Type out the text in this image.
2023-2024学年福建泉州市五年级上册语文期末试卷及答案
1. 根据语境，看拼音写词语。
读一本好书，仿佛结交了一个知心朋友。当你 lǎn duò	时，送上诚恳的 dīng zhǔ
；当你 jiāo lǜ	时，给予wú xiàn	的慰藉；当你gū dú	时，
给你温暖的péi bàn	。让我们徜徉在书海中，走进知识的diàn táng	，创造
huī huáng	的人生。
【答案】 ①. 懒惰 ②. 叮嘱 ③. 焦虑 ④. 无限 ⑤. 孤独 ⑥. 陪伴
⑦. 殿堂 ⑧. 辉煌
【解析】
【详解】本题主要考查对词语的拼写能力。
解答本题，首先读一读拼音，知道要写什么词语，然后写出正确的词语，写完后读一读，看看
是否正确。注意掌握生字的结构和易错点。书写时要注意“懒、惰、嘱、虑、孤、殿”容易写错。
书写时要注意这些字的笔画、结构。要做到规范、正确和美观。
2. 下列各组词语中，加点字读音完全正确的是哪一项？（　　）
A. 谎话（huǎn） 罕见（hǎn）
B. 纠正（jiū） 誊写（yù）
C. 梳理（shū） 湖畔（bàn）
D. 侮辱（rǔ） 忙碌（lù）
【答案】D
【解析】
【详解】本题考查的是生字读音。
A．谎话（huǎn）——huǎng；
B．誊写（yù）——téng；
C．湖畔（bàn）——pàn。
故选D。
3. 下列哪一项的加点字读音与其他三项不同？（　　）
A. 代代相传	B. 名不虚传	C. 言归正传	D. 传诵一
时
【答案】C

--

§ GOAL: Exactly reproduce the material above.

§ THE RESPONSE:
Type out the text in this image.
2023-2024学年福建泉州市五年级上册语文期末试卷及答案
1. 根据语境，看拼音写词语。
读一本好书，仿佛结交了一个知心朋友。当你 lǎn duò	时，送上诚恳的 dīng zhǔ
；当你 jiāo lǜ	时，给予wú xiàn	的慰藉；当你gū dú	时，
给你温暖的péi bàn	。让我们徜徉在书海中，走进知识的diàn táng	，创造
huī huáng	的人生。
【答案】 ①. 懒惰 ②. 叮嘱 ③. 焦虑 ④. 无限 ⑤. 孤独 ⑥. 陪伴
⑦. 殿堂 ⑧. 辉煌
【解析】
【详解】本题主要考查对词语的拼写能力。
解答本题，首先读一读拼音，知道要写什么词语，然后写出正确的词语，写完后读一读，看看
是否正确。注意掌握生字的结构和易错点。书写时要注意“懒、惰、嘱、虑、孤、殿”容易写错。
书写时要注意这些字的笔画、结构。要做到规范、正确和美观。
2. 下列各组词语中，加点字读音完全正确的是哪一项？（　　）
A. 谎话（huǎn） 罕见（hǎn）
B. 纠正（jiū） 誊写（yù）
C. 梳理（shū） 湖畔（bàn）
D. 侮辱（rǔ） 忙碌（lù）
【答案】D
【解析】
【详解】本题考查的是生字读音。
A．谎话（huǎn）——huǎng；
B．誊写（yù）——téng；
C．湖畔（bàn）——pàn。
故选D。
3. 下列哪一项的加点字读音与其他三项不同？（　　）
A. 代代相传	B. 名不虚传	C. 言归正传	D. 传诵一
时
【答案】C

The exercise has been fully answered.